Skip every image and restate the data word for word.

##### Entries provided

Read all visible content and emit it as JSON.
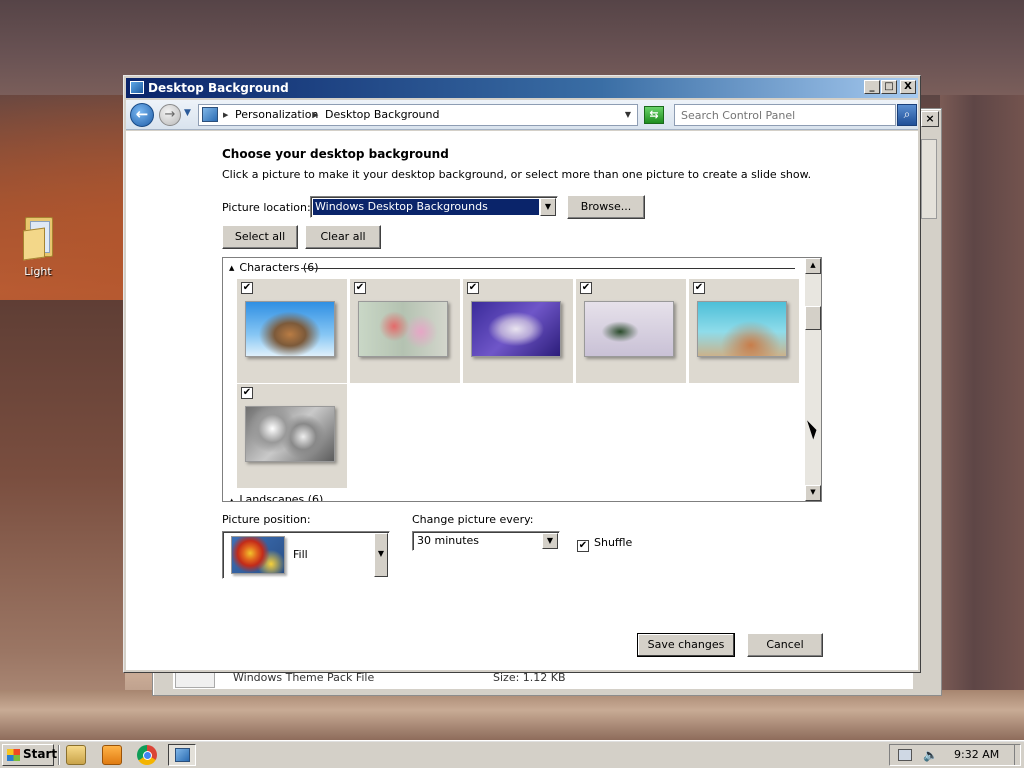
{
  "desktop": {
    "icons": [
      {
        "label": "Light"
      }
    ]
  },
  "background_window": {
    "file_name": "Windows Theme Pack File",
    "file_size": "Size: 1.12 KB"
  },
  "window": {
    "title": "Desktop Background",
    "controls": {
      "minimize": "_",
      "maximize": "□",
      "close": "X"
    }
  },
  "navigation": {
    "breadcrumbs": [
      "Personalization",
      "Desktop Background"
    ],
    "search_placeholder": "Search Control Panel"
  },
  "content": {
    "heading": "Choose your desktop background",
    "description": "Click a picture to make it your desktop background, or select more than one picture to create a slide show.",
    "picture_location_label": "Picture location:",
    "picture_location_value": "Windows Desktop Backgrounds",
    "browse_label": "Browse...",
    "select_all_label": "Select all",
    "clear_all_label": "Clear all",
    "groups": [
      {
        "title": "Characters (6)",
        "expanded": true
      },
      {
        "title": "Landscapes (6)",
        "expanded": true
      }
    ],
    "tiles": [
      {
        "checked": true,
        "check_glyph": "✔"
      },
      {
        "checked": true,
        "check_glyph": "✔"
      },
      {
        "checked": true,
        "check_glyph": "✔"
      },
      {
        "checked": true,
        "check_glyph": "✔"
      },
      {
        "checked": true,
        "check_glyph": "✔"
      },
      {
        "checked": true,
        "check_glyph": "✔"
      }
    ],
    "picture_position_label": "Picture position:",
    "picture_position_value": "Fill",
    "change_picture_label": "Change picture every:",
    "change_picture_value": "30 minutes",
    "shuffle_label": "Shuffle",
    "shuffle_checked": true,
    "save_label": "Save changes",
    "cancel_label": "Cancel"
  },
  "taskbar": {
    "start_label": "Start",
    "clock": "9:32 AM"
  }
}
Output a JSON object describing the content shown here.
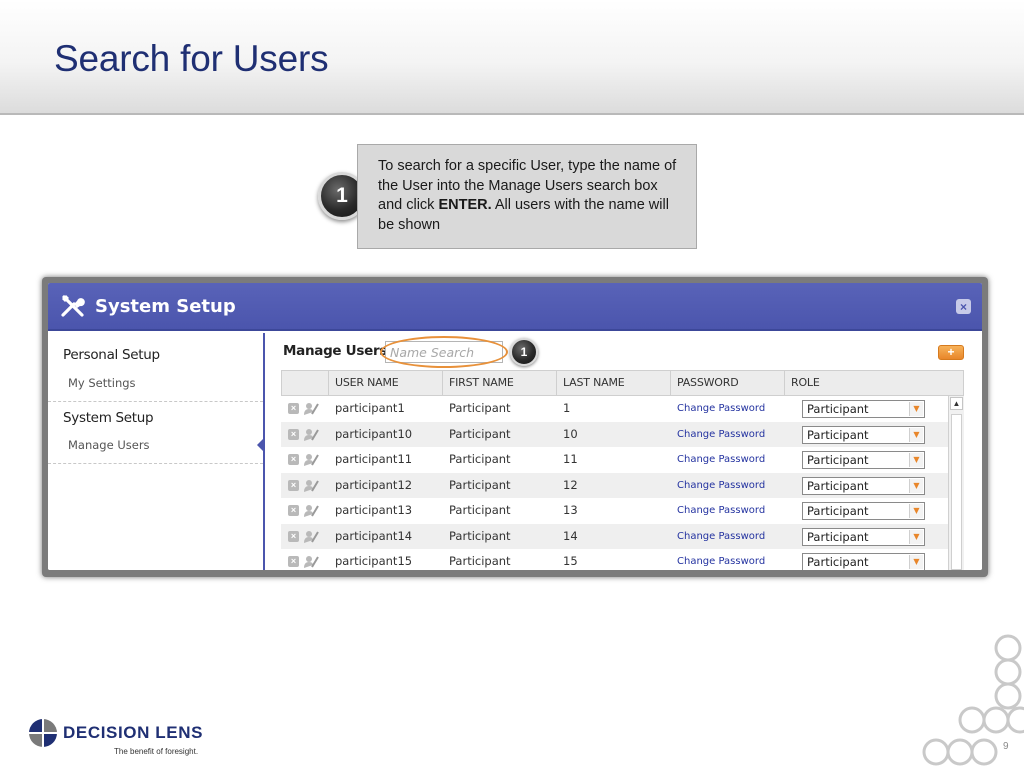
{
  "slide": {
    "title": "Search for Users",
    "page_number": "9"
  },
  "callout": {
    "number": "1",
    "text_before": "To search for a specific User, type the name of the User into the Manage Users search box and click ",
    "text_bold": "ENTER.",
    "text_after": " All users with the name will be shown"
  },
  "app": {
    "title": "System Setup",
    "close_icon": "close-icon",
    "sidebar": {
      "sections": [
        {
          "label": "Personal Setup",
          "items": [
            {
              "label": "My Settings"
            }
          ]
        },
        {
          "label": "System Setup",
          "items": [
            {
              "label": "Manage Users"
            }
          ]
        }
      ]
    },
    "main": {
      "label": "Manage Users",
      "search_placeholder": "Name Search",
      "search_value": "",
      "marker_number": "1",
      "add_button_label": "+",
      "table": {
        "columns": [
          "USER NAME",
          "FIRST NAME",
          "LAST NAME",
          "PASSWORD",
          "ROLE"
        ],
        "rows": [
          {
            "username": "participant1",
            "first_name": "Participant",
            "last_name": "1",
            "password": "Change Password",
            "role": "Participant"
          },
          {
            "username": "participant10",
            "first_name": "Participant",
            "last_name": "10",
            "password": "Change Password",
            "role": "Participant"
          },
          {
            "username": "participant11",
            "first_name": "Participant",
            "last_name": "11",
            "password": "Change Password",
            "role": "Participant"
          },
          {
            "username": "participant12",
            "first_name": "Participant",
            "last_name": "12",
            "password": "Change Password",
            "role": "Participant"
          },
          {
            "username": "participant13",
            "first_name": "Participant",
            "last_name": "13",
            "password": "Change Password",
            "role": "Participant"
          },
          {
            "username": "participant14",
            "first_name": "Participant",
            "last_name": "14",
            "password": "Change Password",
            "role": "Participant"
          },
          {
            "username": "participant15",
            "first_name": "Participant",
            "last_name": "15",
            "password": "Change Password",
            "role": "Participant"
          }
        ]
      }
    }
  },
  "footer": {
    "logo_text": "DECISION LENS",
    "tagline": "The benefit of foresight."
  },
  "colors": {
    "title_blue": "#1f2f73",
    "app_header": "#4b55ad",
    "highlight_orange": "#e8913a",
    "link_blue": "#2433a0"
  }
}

##########

Answer below |
Read all visible content and emit it as JSON.
{
  "desktop": {
    "icons": [
      {
        "label": "Light"
      }
    ]
  },
  "background_window": {
    "file_name": "Windows Theme Pack File",
    "file_size": "Size: 1.12 KB"
  },
  "window": {
    "title": "Desktop Background",
    "controls": {
      "minimize": "_",
      "maximize": "□",
      "close": "X"
    }
  },
  "navigation": {
    "breadcrumbs": [
      "Personalization",
      "Desktop Background"
    ],
    "search_placeholder": "Search Control Panel"
  },
  "content": {
    "heading": "Choose your desktop background",
    "description": "Click a picture to make it your desktop background, or select more than one picture to create a slide show.",
    "picture_location_label": "Picture location:",
    "picture_location_value": "Windows Desktop Backgrounds",
    "browse_label": "Browse...",
    "select_all_label": "Select all",
    "clear_all_label": "Clear all",
    "groups": [
      {
        "title": "Characters (6)",
        "expanded": true
      },
      {
        "title": "Landscapes (6)",
        "expanded": true
      }
    ],
    "tiles": [
      {
        "checked": true,
        "check_glyph": "✔"
      },
      {
        "checked": true,
        "check_glyph": "✔"
      },
      {
        "checked": true,
        "check_glyph": "✔"
      },
      {
        "checked": true,
        "check_glyph": "✔"
      },
      {
        "checked": true,
        "check_glyph": "✔"
      },
      {
        "checked": true,
        "check_glyph": "✔"
      }
    ],
    "picture_position_label": "Picture position:",
    "picture_position_value": "Fill",
    "change_picture_label": "Change picture every:",
    "change_picture_value": "30 minutes",
    "shuffle_label": "Shuffle",
    "shuffle_checked": true,
    "save_label": "Save changes",
    "cancel_label": "Cancel"
  },
  "taskbar": {
    "start_label": "Start",
    "clock": "9:32 AM"
  }
}
Output a JSON object describing the content shown here.
{
  "slide": {
    "title": "Search for Users",
    "page_number": "9"
  },
  "callout": {
    "number": "1",
    "text_before": "To search for a specific User, type the name of the User into the Manage Users search box and click ",
    "text_bold": "ENTER.",
    "text_after": " All users with the name will be shown"
  },
  "app": {
    "title": "System Setup",
    "close_icon": "close-icon",
    "sidebar": {
      "sections": [
        {
          "label": "Personal Setup",
          "items": [
            {
              "label": "My Settings"
            }
          ]
        },
        {
          "label": "System Setup",
          "items": [
            {
              "label": "Manage Users"
            }
          ]
        }
      ]
    },
    "main": {
      "label": "Manage Users",
      "search_placeholder": "Name Search",
      "search_value": "",
      "marker_number": "1",
      "add_button_label": "+",
      "table": {
        "columns": [
          "USER NAME",
          "FIRST NAME",
          "LAST NAME",
          "PASSWORD",
          "ROLE"
        ],
        "rows": [
          {
            "username": "participant1",
            "first_name": "Participant",
            "last_name": "1",
            "password": "Change Password",
            "role": "Participant"
          },
          {
            "username": "participant10",
            "first_name": "Participant",
            "last_name": "10",
            "password": "Change Password",
            "role": "Participant"
          },
          {
            "username": "participant11",
            "first_name": "Participant",
            "last_name": "11",
            "password": "Change Password",
            "role": "Participant"
          },
          {
            "username": "participant12",
            "first_name": "Participant",
            "last_name": "12",
            "password": "Change Password",
            "role": "Participant"
          },
          {
            "username": "participant13",
            "first_name": "Participant",
            "last_name": "13",
            "password": "Change Password",
            "role": "Participant"
          },
          {
            "username": "participant14",
            "first_name": "Participant",
            "last_name": "14",
            "password": "Change Password",
            "role": "Participant"
          },
          {
            "username": "participant15",
            "first_name": "Participant",
            "last_name": "15",
            "password": "Change Password",
            "role": "Participant"
          }
        ]
      }
    }
  },
  "footer": {
    "logo_text": "DECISION LENS",
    "tagline": "The benefit of foresight."
  },
  "colors": {
    "title_blue": "#1f2f73",
    "app_header": "#4b55ad",
    "highlight_orange": "#e8913a",
    "link_blue": "#2433a0"
  }
}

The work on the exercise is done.